(Data tied to figure images)
---
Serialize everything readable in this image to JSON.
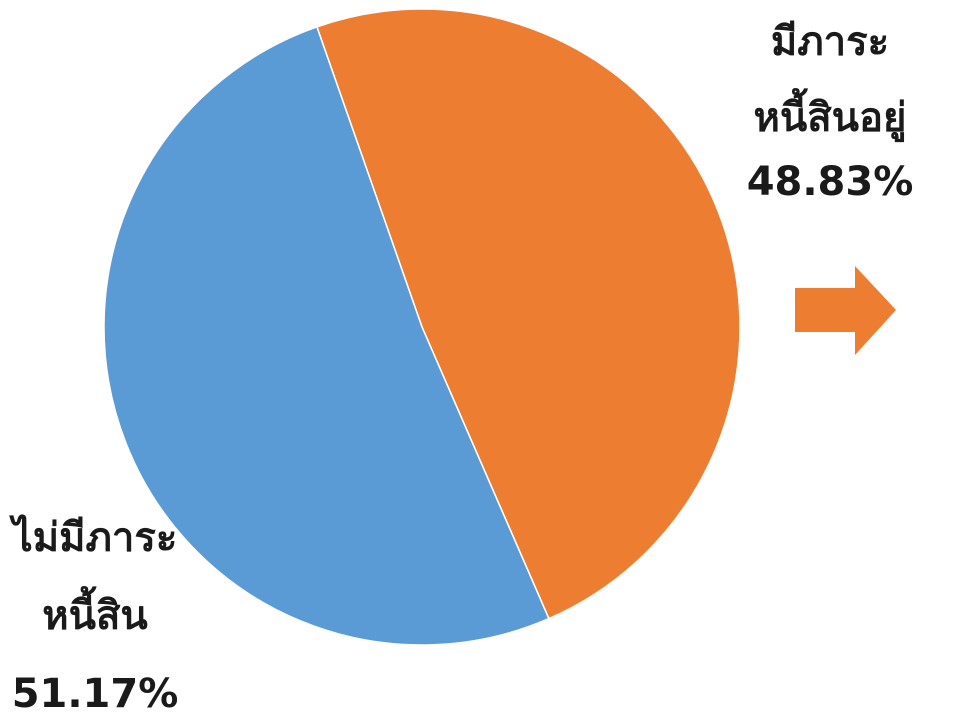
{
  "chart_data": {
    "type": "pie",
    "slices": [
      {
        "label_line1": "ไม่มีภาระ",
        "label_line2": "หนี้สิน",
        "value": 51.17,
        "value_text": "51.17%",
        "color": "#5B9BD5"
      },
      {
        "label_line1": "มีภาระ",
        "label_line2": "หนี้สินอยู่",
        "value": 48.83,
        "value_text": "48.83%",
        "color": "#ED7D31"
      }
    ]
  },
  "arrow_color": "#ED7D31"
}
---
# Work instructions:
Locate the string "ภาระ" in the listing above and copy every line where it occurs.

# Reply:
        "label_line1": "ไม่มีภาระ",
        "label_line1": "มีภาระ",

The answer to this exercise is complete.